Quando mencionei a um colega que estava a escrever este artigo, ele disse-me que tinha 12 anos na sua cabeça, não porque pensasse em si mesmo como sendo uma criança, mas porque o seu eu interior permanecera inalterado à medida que ele fora envelhecendo. “Tenho a mesma consciência de sempre desde que me tornei consciente.” As suas palavras instantaneamente me lembraram uma frase das primeiras páginas de “A Imortalidade”, de Milan Kundera: “Há uma certa parte de todos nós que vive fora do tempo.”
É claro que nem todos com quem falei se viam mais jovens. Havia algumas almas velhas, algo que já disse sobre mim mesma há algum tempo. Aos 10 anos sentia-me com 40, quando a “cusquice” e o elitismo das outras meninas me parecia não apenas cruel mas aborrecido; aos 22 anos sentia-me com 40, quando quase não saía à noite; aos 25 anos sentia-me com 40, quando comecei a acumular amigos não universitários e percebi que preferia a companhia de pessoas mais velhas; e quando completei 40 anos fiquei genuinamente aliviada, como se finalmente tivesse conseguido algum tipo de alinhamento temporal interno-externo cósmico.
Mas, com o tempo, comecei a andar para trás. As outras pessoas também o fazem, apenas começam mais cedo — aos 25 anos —, e Rubin tem uma teoria sobre a razão de isso acontecer. A adolescência e o início da idade adulta são tempos densos de primeiras vezes (primeiro beijo, primeira experiência sexual, primeiro amor, primeira incursão no mundo sem o olhar vigilante dos pais); são também momentos em que os nossos cérebros, por uma variedade de razões de neurodesenvolvimento, estão inclinados a sentir as coisas mais intensamente, especialmente o sussurrar do diabo sobre um bom e insensato risco. A singularidade e densidade desses períodos manifestaram-se noutras áreas do estudo de Rubin. Há alguns anos, ele e outros investigadores mostraram que os adultos têm um número maior de memórias entre os 15 e os 25 anos. A este fenómeno deram o nome de “choque de recordações”. (Isso é geralmente usado para explicar por que razão respondemos de forma tão intensa à música da nossa adolescência — o que, no meu caso, significa que o meu iPhone está carregado com muito mais músicas dos Duran Duran do que qualquer pessoa deve admitir.)

EXTRATO DE DADOS:
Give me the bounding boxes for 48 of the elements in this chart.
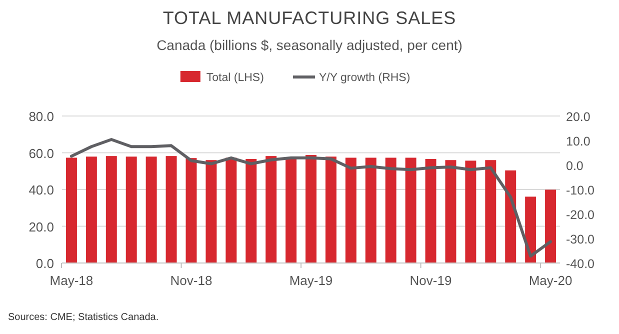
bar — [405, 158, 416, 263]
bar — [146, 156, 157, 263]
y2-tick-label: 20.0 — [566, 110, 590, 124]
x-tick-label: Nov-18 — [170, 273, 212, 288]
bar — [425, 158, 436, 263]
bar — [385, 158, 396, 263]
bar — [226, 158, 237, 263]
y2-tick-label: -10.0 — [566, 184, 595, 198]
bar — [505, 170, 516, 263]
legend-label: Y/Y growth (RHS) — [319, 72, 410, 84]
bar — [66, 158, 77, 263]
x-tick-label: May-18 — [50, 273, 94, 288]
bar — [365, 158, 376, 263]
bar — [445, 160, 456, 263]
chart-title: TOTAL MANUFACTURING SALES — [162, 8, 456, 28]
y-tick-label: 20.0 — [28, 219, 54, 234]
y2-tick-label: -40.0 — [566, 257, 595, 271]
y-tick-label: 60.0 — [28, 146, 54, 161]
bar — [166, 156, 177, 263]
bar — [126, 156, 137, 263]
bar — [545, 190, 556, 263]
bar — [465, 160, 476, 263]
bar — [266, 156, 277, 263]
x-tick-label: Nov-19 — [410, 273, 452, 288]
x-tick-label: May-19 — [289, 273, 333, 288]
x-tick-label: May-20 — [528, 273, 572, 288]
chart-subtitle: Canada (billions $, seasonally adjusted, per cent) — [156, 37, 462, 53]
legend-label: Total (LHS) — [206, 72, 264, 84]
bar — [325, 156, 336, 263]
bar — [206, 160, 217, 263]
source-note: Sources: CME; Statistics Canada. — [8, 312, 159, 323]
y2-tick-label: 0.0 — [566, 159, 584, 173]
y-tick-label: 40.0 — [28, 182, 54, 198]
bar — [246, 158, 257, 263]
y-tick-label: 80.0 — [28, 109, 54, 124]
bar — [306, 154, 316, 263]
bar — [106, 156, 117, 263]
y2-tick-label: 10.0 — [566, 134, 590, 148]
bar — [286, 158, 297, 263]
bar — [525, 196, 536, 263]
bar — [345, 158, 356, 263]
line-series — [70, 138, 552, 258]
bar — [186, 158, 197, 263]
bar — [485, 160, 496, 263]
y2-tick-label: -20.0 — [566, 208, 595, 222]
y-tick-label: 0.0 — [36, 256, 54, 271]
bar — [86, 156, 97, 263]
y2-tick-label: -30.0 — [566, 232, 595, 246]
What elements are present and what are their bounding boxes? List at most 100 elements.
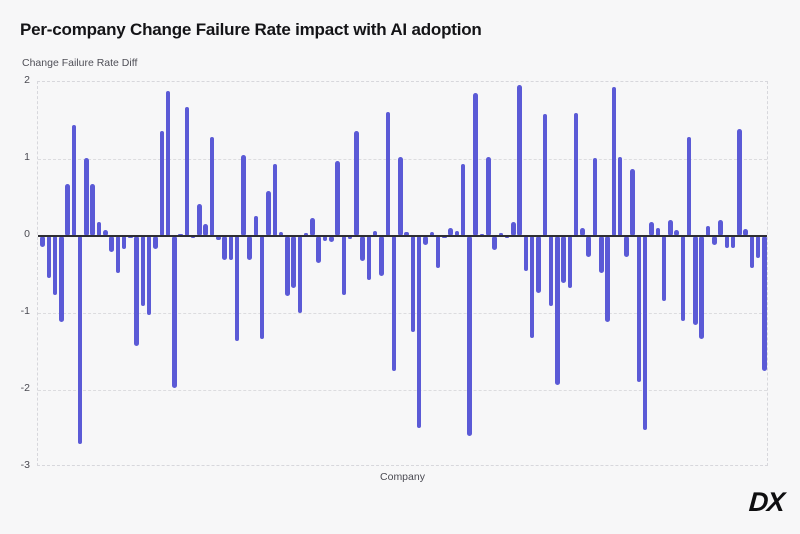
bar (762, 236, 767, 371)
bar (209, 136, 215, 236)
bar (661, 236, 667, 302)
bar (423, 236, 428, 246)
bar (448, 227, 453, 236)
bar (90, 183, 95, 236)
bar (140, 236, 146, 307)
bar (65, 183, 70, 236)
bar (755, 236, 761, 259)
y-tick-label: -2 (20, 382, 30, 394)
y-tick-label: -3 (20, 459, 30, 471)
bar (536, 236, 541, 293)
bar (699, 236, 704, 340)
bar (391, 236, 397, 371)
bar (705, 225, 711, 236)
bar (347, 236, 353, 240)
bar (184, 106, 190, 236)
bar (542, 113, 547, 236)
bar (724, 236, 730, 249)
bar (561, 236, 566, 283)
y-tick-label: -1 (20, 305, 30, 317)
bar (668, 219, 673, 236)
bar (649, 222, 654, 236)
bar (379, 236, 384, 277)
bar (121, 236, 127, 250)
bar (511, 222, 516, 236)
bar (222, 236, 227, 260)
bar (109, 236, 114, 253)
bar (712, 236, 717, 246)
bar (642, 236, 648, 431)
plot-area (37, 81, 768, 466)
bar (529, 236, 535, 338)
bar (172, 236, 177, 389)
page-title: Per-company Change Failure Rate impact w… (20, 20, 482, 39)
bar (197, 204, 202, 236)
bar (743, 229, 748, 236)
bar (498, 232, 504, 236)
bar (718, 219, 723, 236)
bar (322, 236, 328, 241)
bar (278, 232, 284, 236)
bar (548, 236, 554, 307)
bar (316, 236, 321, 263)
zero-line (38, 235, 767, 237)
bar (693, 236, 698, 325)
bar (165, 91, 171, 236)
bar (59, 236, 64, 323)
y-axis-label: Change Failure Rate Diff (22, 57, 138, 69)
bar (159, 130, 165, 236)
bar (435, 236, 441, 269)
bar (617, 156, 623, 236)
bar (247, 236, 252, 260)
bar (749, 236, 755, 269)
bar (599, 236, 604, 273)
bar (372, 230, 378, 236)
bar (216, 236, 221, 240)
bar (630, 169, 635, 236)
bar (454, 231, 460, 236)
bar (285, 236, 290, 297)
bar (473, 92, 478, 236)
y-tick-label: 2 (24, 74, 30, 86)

TAREFAS A REALIZAR:
- A) Indique se cada uma das afirmações seguintes está de acordo com o texto sobre a idade interior, respondendo sim ou não e citando as palavras do texto que o comprovam: (i) o colega afirmou ter 12 anos na sua cabeça; (ii) aos 22 anos, saía-se frequentemente à noite; (iii) os adultos têm um número maior de memórias entre os 15 e os 25 anos.
- B) Prossiga o texto sobre a idade interior a partir do ponto em que termina.

RESPOSTAS AOS EXERCÍCIOS:
- A)
(i) Sim: "ele disse-me que tinha 12 anos na sua cabeça".
(ii) Não: "aos 22 anos sentia-me com 40, quando quase não saía à noite".
(iii) Sim: "os adultos têm um número maior de memórias entre os 15 e os 25 anos".

- B)
Rubin e Berntsen fizeram uma segunda descoberta intrigante no seu trabalho sobre a idade subjetiva: as pessoas com menos de 25 anos disseram que se sentiam mais velhas do que são, não mais novas — o que, mais uma vez, faz sentido para alguém que já conheceu uma criança de 10 anos, um adolescente de 15 anos e um jovem de 21 anos. Estão ansiosos por mais independência e por serem levados mais a sério; na sua cabeça, estão prontos para ambos, embora o seu córtex pré-frontal seja basicamente bastante imaturo.
No estudo de Rubin e Berntsen de 2006, o estatuto socioeconómico, o género e a escolaridade não afetaram significativamente os dados. Tal poderá estar relacionado com o facto de terem feito o seu estudo na Dinamarca, um país com substancialmente menos desigualdades de rendimentos e heterogeneidade racial do que o nosso.
Os resultados mudam quando há mais variedade: em 2021, uma meta-análise a 294 artigos que examinam dados sobre idade subjetiva de todo o mundo descobriu que a discrepância entre idade cronológica e idade interna era maior nos Estados Unidos, Europa Ocidental e Austrália/Oceânia. A Ásia tinha uma discrepância mais baixa. A África tinha a menor discrepância, o que poderia ser lido como um sinal económico (a pobreza pode ser importante), mas também cultural: os idosos em sociedades coletivistas recebem mais respeito e têm um maior apoio da sua família alargada.
“Será que sentirmo-nos mais jovens é, na verdade, disfuncional e não nos ajuda a concentrar no que está a acontecer no momento? Essa é a questão mais complicada”, diz Hans-Werner Wahl (69 anos na vida real, 55 na cabeça), coautor da meta-análise. “Uma idade subjetiva menor pode ser preditiva de uma melhor saúde. Mas há outras populações em todo o mundo que não precisam de se sentir mais jovens. E não são menos saudáveis.”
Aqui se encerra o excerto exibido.